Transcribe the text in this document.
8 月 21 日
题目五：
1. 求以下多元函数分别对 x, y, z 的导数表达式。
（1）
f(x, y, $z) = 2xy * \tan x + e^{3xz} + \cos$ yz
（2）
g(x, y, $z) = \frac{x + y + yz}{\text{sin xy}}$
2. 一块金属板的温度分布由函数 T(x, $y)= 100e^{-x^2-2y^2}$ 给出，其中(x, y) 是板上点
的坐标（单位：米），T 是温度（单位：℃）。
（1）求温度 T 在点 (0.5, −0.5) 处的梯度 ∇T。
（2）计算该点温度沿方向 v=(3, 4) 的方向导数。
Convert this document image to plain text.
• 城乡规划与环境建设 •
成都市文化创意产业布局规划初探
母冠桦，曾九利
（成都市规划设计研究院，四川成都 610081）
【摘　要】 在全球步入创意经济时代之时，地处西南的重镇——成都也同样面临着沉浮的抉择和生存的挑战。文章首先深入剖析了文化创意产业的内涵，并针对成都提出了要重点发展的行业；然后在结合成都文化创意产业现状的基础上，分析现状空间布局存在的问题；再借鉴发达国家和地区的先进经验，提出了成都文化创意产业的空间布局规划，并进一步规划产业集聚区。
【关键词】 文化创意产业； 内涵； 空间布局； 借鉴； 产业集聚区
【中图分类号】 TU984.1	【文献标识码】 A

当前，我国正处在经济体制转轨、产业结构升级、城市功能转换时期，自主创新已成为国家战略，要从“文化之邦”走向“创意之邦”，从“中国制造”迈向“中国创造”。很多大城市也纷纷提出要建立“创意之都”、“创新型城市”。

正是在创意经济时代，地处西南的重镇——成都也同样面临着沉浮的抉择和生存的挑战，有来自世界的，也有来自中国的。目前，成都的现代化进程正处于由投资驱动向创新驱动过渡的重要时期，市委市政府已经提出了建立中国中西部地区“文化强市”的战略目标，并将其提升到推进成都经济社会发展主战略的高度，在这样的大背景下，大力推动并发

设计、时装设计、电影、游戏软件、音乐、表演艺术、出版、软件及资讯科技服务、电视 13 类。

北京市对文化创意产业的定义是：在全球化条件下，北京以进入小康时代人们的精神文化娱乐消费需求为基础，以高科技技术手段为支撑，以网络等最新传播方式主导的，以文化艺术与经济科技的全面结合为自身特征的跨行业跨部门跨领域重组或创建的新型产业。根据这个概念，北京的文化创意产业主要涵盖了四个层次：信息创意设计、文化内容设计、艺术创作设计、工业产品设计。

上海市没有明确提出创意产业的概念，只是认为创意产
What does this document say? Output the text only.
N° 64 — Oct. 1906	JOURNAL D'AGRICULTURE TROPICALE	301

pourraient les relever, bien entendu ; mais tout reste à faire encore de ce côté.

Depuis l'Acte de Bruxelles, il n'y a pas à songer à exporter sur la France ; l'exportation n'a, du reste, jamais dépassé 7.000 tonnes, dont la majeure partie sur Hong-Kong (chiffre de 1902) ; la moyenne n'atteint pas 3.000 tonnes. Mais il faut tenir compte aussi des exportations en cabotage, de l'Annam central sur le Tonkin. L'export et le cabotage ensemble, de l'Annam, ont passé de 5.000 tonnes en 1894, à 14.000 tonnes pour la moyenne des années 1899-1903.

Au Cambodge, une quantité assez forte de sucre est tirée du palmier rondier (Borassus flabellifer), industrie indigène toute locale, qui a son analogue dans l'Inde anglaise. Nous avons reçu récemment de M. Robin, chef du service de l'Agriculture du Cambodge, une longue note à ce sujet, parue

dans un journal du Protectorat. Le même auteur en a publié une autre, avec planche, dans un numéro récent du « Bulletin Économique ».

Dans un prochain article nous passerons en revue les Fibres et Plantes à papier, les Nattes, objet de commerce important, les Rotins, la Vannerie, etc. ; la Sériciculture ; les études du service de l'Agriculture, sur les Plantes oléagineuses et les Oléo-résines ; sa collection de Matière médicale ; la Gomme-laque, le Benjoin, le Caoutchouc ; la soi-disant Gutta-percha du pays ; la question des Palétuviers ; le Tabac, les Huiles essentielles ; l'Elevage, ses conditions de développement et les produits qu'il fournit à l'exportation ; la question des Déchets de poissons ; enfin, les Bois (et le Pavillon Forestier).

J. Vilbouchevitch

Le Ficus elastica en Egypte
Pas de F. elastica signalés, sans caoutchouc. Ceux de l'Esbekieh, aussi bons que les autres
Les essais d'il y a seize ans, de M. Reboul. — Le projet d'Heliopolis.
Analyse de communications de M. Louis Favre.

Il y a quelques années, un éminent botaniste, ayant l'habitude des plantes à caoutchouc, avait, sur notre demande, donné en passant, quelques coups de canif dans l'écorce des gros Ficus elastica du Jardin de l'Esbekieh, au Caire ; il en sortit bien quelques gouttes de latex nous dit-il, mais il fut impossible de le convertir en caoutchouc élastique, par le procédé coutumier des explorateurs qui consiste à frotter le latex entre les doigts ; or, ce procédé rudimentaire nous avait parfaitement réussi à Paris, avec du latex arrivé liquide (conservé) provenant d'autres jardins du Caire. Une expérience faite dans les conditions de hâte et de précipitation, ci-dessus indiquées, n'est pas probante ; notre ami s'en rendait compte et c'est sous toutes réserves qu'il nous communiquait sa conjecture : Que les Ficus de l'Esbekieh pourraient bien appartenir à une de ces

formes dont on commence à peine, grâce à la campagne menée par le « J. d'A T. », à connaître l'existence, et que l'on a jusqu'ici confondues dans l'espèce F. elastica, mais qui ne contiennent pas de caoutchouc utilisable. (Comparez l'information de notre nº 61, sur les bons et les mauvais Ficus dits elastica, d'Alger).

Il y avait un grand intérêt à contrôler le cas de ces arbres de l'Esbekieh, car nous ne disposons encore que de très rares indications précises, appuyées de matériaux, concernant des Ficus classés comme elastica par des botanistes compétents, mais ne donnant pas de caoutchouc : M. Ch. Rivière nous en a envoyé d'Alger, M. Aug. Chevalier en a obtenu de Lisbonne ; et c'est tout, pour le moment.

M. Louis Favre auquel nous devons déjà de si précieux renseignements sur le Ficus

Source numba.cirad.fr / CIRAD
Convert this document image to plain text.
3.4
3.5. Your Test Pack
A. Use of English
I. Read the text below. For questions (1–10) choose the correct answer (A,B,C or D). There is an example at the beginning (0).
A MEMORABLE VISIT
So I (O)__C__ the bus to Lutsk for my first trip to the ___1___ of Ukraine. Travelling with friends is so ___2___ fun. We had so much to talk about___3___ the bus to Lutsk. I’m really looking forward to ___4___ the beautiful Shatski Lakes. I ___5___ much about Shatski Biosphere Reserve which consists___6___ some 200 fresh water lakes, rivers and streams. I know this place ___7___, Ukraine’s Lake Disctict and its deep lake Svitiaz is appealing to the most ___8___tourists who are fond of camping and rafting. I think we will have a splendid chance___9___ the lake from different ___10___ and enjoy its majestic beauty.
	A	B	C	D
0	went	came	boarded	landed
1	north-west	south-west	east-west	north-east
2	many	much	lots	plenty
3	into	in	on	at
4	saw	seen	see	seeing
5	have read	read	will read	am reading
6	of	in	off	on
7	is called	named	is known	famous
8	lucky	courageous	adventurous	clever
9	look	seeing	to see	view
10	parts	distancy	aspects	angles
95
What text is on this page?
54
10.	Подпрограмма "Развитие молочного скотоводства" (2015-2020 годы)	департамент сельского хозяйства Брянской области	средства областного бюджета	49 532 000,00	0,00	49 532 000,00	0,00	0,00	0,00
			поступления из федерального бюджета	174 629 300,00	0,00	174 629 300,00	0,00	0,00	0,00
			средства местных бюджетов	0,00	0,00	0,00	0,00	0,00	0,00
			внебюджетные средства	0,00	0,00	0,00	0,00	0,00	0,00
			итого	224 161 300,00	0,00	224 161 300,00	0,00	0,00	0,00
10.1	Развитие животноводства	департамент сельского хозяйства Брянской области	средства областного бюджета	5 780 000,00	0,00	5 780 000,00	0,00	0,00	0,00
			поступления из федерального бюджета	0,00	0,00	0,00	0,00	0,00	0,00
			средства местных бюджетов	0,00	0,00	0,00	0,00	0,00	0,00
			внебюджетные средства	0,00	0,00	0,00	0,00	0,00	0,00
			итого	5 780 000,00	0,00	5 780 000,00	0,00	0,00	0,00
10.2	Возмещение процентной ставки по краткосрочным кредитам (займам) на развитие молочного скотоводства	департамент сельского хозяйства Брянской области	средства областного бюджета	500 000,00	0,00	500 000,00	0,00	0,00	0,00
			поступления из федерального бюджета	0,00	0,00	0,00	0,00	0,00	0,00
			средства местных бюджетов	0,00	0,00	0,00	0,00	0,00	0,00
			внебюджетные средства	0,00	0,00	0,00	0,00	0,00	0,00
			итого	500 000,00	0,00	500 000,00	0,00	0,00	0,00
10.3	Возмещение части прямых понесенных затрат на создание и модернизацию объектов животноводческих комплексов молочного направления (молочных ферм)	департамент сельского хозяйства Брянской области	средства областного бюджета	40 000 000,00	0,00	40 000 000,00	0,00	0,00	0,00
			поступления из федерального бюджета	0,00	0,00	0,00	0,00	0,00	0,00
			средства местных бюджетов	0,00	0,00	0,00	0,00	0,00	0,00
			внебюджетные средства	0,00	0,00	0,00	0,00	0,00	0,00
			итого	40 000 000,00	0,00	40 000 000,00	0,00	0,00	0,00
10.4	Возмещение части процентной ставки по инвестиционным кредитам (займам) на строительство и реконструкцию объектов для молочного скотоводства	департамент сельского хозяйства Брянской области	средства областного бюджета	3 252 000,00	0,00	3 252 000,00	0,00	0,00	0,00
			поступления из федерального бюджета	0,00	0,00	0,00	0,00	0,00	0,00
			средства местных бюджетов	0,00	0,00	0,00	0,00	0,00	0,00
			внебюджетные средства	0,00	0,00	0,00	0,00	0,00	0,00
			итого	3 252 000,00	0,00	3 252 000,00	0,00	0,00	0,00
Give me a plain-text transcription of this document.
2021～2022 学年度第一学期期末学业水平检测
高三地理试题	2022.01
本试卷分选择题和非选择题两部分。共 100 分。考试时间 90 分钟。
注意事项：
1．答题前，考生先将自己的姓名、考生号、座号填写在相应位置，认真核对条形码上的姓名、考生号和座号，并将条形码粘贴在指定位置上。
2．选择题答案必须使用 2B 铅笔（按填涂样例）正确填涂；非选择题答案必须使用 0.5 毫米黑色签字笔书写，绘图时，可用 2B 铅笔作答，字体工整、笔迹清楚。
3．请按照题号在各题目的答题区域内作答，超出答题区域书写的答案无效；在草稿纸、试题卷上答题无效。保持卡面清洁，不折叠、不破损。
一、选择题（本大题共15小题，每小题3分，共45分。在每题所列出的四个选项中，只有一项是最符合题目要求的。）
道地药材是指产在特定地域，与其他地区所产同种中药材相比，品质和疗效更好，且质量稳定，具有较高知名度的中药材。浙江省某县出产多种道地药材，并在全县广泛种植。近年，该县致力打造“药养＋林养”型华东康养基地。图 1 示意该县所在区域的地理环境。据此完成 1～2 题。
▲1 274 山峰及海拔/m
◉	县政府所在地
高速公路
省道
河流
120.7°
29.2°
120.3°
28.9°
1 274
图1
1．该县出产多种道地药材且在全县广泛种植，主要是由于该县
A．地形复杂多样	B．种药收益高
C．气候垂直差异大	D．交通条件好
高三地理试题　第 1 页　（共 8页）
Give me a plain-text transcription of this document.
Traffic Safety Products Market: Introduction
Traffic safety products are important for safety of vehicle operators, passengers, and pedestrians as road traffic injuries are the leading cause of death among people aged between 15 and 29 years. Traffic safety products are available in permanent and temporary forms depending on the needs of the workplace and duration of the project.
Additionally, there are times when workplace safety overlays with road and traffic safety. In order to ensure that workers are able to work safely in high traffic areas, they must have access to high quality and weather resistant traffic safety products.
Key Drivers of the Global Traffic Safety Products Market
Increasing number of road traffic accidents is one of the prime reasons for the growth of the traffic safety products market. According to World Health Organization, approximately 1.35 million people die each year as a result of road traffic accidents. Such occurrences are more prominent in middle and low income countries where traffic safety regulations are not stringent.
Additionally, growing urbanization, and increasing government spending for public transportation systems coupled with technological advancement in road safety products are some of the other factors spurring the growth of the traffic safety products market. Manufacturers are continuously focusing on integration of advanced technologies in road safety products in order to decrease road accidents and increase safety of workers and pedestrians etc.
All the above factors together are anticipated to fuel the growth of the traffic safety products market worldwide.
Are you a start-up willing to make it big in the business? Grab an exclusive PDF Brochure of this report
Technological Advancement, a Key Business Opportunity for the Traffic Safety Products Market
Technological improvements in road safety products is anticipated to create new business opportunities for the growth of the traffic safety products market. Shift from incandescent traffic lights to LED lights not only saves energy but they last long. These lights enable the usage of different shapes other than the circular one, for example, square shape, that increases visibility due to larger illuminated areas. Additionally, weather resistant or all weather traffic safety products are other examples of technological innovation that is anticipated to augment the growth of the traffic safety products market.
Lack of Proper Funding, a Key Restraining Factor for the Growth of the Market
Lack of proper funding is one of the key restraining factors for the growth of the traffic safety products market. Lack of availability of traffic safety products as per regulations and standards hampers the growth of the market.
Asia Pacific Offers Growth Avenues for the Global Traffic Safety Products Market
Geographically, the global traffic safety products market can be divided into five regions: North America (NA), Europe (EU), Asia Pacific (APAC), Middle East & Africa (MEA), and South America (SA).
______________________________
- _Written request_: Using the listing above, gather each line that holds the string "Favre" and copy it.

- _Solved exercise_:
Analyse de communications de M. Louis Favre.
M. Louis Favre auquel nous devons déjà de si précieux renseignements sur le Ficus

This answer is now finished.